**Data items:**
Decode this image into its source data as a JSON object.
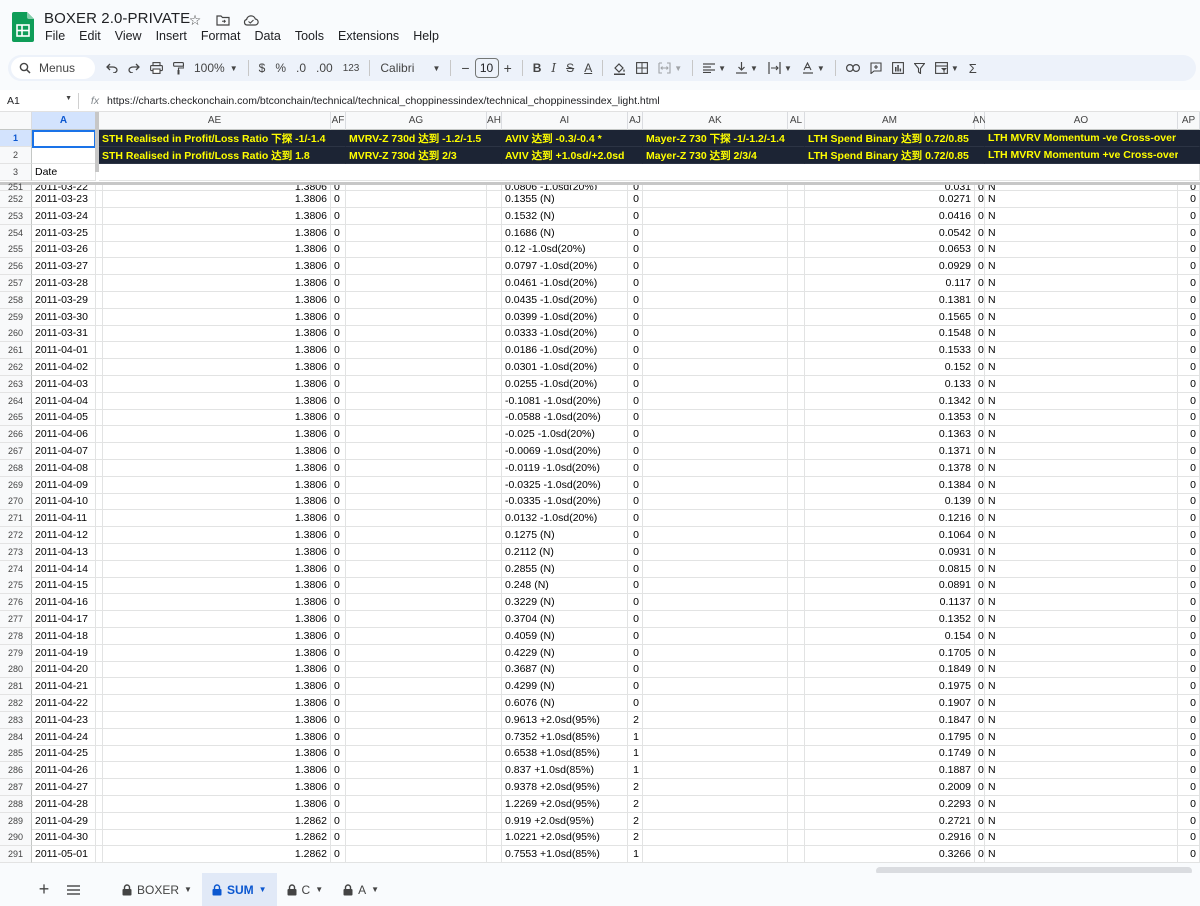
{
  "app": {
    "title": "BOXER 2.0-PRIVATE",
    "menu": [
      "File",
      "Edit",
      "View",
      "Insert",
      "Format",
      "Data",
      "Tools",
      "Extensions",
      "Help"
    ]
  },
  "toolbar": {
    "search_label": "Menus",
    "zoom": "100%",
    "currency": "$",
    "percent": "%",
    "dec_decrease": ".0",
    "dec_increase": ".00",
    "format_123": "123",
    "font": "Calibri",
    "font_size": "10",
    "minus": "−",
    "plus": "+",
    "bold": "B",
    "italic": "I",
    "strike": "S",
    "text_color": "A",
    "sigma": "Σ"
  },
  "formula_bar": {
    "cell_ref": "A1",
    "fx": "fx",
    "value": "https://charts.checkonchain.com/btconchain/technical/technical_choppinessindex/technical_choppinessindex_light.html"
  },
  "columns": [
    "A",
    "AE",
    "AF",
    "AG",
    "AH",
    "AI",
    "AJ",
    "AK",
    "AL",
    "AM",
    "AN",
    "AO",
    "AP"
  ],
  "header_rows": {
    "row_numbers": [
      "1",
      "2",
      "3"
    ],
    "row1": [
      "STH Realised in Profit/Loss Ratio 下探 -1/-1.4",
      "MVRV-Z 730d 达到 -1.2/-1.5",
      "AVIV 达到 -0.3/-0.4 *",
      "Mayer-Z 730 下探 -1/-1.2/-1.4",
      "LTH Spend Binary 达到 0.72/0.85",
      "LTH MVRV Momentum -ve Cross-over"
    ],
    "row2": [
      "STH Realised in Profit/Loss Ratio 达到 1.8",
      "MVRV-Z 730d 达到 2/3",
      "AVIV 达到 +1.0sd/+2.0sd",
      "Mayer-Z 730 达到 2/3/4",
      "LTH Spend Binary 达到 0.72/0.85",
      "LTH MVRV Momentum +ve Cross-over"
    ],
    "row3_a": "Date"
  },
  "partial_row": {
    "num": "251",
    "date": "2011-03-22",
    "ae": "1.3806",
    "af": "0",
    "ai": "0.0806 -1.0sd(20%)",
    "aj": "0",
    "am": "0.031",
    "an": "0",
    "ao": "N",
    "ap": "0"
  },
  "rows": [
    {
      "num": "252",
      "date": "2011-03-23",
      "ae": "1.3806",
      "af": "0",
      "ai": "0.1355 (N)",
      "aj": "0",
      "am": "0.0271",
      "an": "0",
      "ao": "N",
      "ap": "0"
    },
    {
      "num": "253",
      "date": "2011-03-24",
      "ae": "1.3806",
      "af": "0",
      "ai": "0.1532 (N)",
      "aj": "0",
      "am": "0.0416",
      "an": "0",
      "ao": "N",
      "ap": "0"
    },
    {
      "num": "254",
      "date": "2011-03-25",
      "ae": "1.3806",
      "af": "0",
      "ai": "0.1686 (N)",
      "aj": "0",
      "am": "0.0542",
      "an": "0",
      "ao": "N",
      "ap": "0"
    },
    {
      "num": "255",
      "date": "2011-03-26",
      "ae": "1.3806",
      "af": "0",
      "ai": "0.12 -1.0sd(20%)",
      "aj": "0",
      "am": "0.0653",
      "an": "0",
      "ao": "N",
      "ap": "0"
    },
    {
      "num": "256",
      "date": "2011-03-27",
      "ae": "1.3806",
      "af": "0",
      "ai": "0.0797 -1.0sd(20%)",
      "aj": "0",
      "am": "0.0929",
      "an": "0",
      "ao": "N",
      "ap": "0"
    },
    {
      "num": "257",
      "date": "2011-03-28",
      "ae": "1.3806",
      "af": "0",
      "ai": "0.0461 -1.0sd(20%)",
      "aj": "0",
      "am": "0.117",
      "an": "0",
      "ao": "N",
      "ap": "0"
    },
    {
      "num": "258",
      "date": "2011-03-29",
      "ae": "1.3806",
      "af": "0",
      "ai": "0.0435 -1.0sd(20%)",
      "aj": "0",
      "am": "0.1381",
      "an": "0",
      "ao": "N",
      "ap": "0"
    },
    {
      "num": "259",
      "date": "2011-03-30",
      "ae": "1.3806",
      "af": "0",
      "ai": "0.0399 -1.0sd(20%)",
      "aj": "0",
      "am": "0.1565",
      "an": "0",
      "ao": "N",
      "ap": "0"
    },
    {
      "num": "260",
      "date": "2011-03-31",
      "ae": "1.3806",
      "af": "0",
      "ai": "0.0333 -1.0sd(20%)",
      "aj": "0",
      "am": "0.1548",
      "an": "0",
      "ao": "N",
      "ap": "0"
    },
    {
      "num": "261",
      "date": "2011-04-01",
      "ae": "1.3806",
      "af": "0",
      "ai": "0.0186 -1.0sd(20%)",
      "aj": "0",
      "am": "0.1533",
      "an": "0",
      "ao": "N",
      "ap": "0"
    },
    {
      "num": "262",
      "date": "2011-04-02",
      "ae": "1.3806",
      "af": "0",
      "ai": "0.0301 -1.0sd(20%)",
      "aj": "0",
      "am": "0.152",
      "an": "0",
      "ao": "N",
      "ap": "0"
    },
    {
      "num": "263",
      "date": "2011-04-03",
      "ae": "1.3806",
      "af": "0",
      "ai": "0.0255 -1.0sd(20%)",
      "aj": "0",
      "am": "0.133",
      "an": "0",
      "ao": "N",
      "ap": "0"
    },
    {
      "num": "264",
      "date": "2011-04-04",
      "ae": "1.3806",
      "af": "0",
      "ai": "-0.1081 -1.0sd(20%)",
      "aj": "0",
      "am": "0.1342",
      "an": "0",
      "ao": "N",
      "ap": "0"
    },
    {
      "num": "265",
      "date": "2011-04-05",
      "ae": "1.3806",
      "af": "0",
      "ai": "-0.0588 -1.0sd(20%)",
      "aj": "0",
      "am": "0.1353",
      "an": "0",
      "ao": "N",
      "ap": "0"
    },
    {
      "num": "266",
      "date": "2011-04-06",
      "ae": "1.3806",
      "af": "0",
      "ai": "-0.025 -1.0sd(20%)",
      "aj": "0",
      "am": "0.1363",
      "an": "0",
      "ao": "N",
      "ap": "0"
    },
    {
      "num": "267",
      "date": "2011-04-07",
      "ae": "1.3806",
      "af": "0",
      "ai": "-0.0069 -1.0sd(20%)",
      "aj": "0",
      "am": "0.1371",
      "an": "0",
      "ao": "N",
      "ap": "0"
    },
    {
      "num": "268",
      "date": "2011-04-08",
      "ae": "1.3806",
      "af": "0",
      "ai": "-0.0119 -1.0sd(20%)",
      "aj": "0",
      "am": "0.1378",
      "an": "0",
      "ao": "N",
      "ap": "0"
    },
    {
      "num": "269",
      "date": "2011-04-09",
      "ae": "1.3806",
      "af": "0",
      "ai": "-0.0325 -1.0sd(20%)",
      "aj": "0",
      "am": "0.1384",
      "an": "0",
      "ao": "N",
      "ap": "0"
    },
    {
      "num": "270",
      "date": "2011-04-10",
      "ae": "1.3806",
      "af": "0",
      "ai": "-0.0335 -1.0sd(20%)",
      "aj": "0",
      "am": "0.139",
      "an": "0",
      "ao": "N",
      "ap": "0"
    },
    {
      "num": "271",
      "date": "2011-04-11",
      "ae": "1.3806",
      "af": "0",
      "ai": "0.0132 -1.0sd(20%)",
      "aj": "0",
      "am": "0.1216",
      "an": "0",
      "ao": "N",
      "ap": "0"
    },
    {
      "num": "272",
      "date": "2011-04-12",
      "ae": "1.3806",
      "af": "0",
      "ai": "0.1275 (N)",
      "aj": "0",
      "am": "0.1064",
      "an": "0",
      "ao": "N",
      "ap": "0"
    },
    {
      "num": "273",
      "date": "2011-04-13",
      "ae": "1.3806",
      "af": "0",
      "ai": "0.2112 (N)",
      "aj": "0",
      "am": "0.0931",
      "an": "0",
      "ao": "N",
      "ap": "0"
    },
    {
      "num": "274",
      "date": "2011-04-14",
      "ae": "1.3806",
      "af": "0",
      "ai": "0.2855 (N)",
      "aj": "0",
      "am": "0.0815",
      "an": "0",
      "ao": "N",
      "ap": "0"
    },
    {
      "num": "275",
      "date": "2011-04-15",
      "ae": "1.3806",
      "af": "0",
      "ai": "0.248 (N)",
      "aj": "0",
      "am": "0.0891",
      "an": "0",
      "ao": "N",
      "ap": "0"
    },
    {
      "num": "276",
      "date": "2011-04-16",
      "ae": "1.3806",
      "af": "0",
      "ai": "0.3229 (N)",
      "aj": "0",
      "am": "0.1137",
      "an": "0",
      "ao": "N",
      "ap": "0"
    },
    {
      "num": "277",
      "date": "2011-04-17",
      "ae": "1.3806",
      "af": "0",
      "ai": "0.3704 (N)",
      "aj": "0",
      "am": "0.1352",
      "an": "0",
      "ao": "N",
      "ap": "0"
    },
    {
      "num": "278",
      "date": "2011-04-18",
      "ae": "1.3806",
      "af": "0",
      "ai": "0.4059 (N)",
      "aj": "0",
      "am": "0.154",
      "an": "0",
      "ao": "N",
      "ap": "0"
    },
    {
      "num": "279",
      "date": "2011-04-19",
      "ae": "1.3806",
      "af": "0",
      "ai": "0.4229 (N)",
      "aj": "0",
      "am": "0.1705",
      "an": "0",
      "ao": "N",
      "ap": "0"
    },
    {
      "num": "280",
      "date": "2011-04-20",
      "ae": "1.3806",
      "af": "0",
      "ai": "0.3687 (N)",
      "aj": "0",
      "am": "0.1849",
      "an": "0",
      "ao": "N",
      "ap": "0"
    },
    {
      "num": "281",
      "date": "2011-04-21",
      "ae": "1.3806",
      "af": "0",
      "ai": "0.4299 (N)",
      "aj": "0",
      "am": "0.1975",
      "an": "0",
      "ao": "N",
      "ap": "0"
    },
    {
      "num": "282",
      "date": "2011-04-22",
      "ae": "1.3806",
      "af": "0",
      "ai": "0.6076 (N)",
      "aj": "0",
      "am": "0.1907",
      "an": "0",
      "ao": "N",
      "ap": "0"
    },
    {
      "num": "283",
      "date": "2011-04-23",
      "ae": "1.3806",
      "af": "0",
      "ai": "0.9613 +2.0sd(95%)",
      "aj": "2",
      "am": "0.1847",
      "an": "0",
      "ao": "N",
      "ap": "0"
    },
    {
      "num": "284",
      "date": "2011-04-24",
      "ae": "1.3806",
      "af": "0",
      "ai": "0.7352 +1.0sd(85%)",
      "aj": "1",
      "am": "0.1795",
      "an": "0",
      "ao": "N",
      "ap": "0"
    },
    {
      "num": "285",
      "date": "2011-04-25",
      "ae": "1.3806",
      "af": "0",
      "ai": "0.6538 +1.0sd(85%)",
      "aj": "1",
      "am": "0.1749",
      "an": "0",
      "ao": "N",
      "ap": "0"
    },
    {
      "num": "286",
      "date": "2011-04-26",
      "ae": "1.3806",
      "af": "0",
      "ai": "0.837 +1.0sd(85%)",
      "aj": "1",
      "am": "0.1887",
      "an": "0",
      "ao": "N",
      "ap": "0"
    },
    {
      "num": "287",
      "date": "2011-04-27",
      "ae": "1.3806",
      "af": "0",
      "ai": "0.9378 +2.0sd(95%)",
      "aj": "2",
      "am": "0.2009",
      "an": "0",
      "ao": "N",
      "ap": "0"
    },
    {
      "num": "288",
      "date": "2011-04-28",
      "ae": "1.3806",
      "af": "0",
      "ai": "1.2269 +2.0sd(95%)",
      "aj": "2",
      "am": "0.2293",
      "an": "0",
      "ao": "N",
      "ap": "0"
    },
    {
      "num": "289",
      "date": "2011-04-29",
      "ae": "1.2862",
      "af": "0",
      "ai": "0.919 +2.0sd(95%)",
      "aj": "2",
      "am": "0.2721",
      "an": "0",
      "ao": "N",
      "ap": "0"
    },
    {
      "num": "290",
      "date": "2011-04-30",
      "ae": "1.2862",
      "af": "0",
      "ai": "1.0221 +2.0sd(95%)",
      "aj": "2",
      "am": "0.2916",
      "an": "0",
      "ao": "N",
      "ap": "0"
    },
    {
      "num": "291",
      "date": "2011-05-01",
      "ae": "1.2862",
      "af": "0",
      "ai": "0.7553 +1.0sd(85%)",
      "aj": "1",
      "am": "0.3266",
      "an": "0",
      "ao": "N",
      "ap": "0"
    }
  ],
  "sheets": [
    {
      "name": "BOXER",
      "locked": true,
      "active": false
    },
    {
      "name": "SUM",
      "locked": true,
      "active": true
    },
    {
      "name": "C",
      "locked": true,
      "active": false
    },
    {
      "name": "A",
      "locked": true,
      "active": false
    }
  ],
  "colors": {
    "header_bg": "#1c2434",
    "header_text": "#ffff00",
    "accent": "#0b57d0",
    "sheets_green": "#0f9d58"
  }
}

**Aim of the task:**
Only a number is wanted here: how many lines in the data above include the string "Profit"?

**Answer for the task:**
2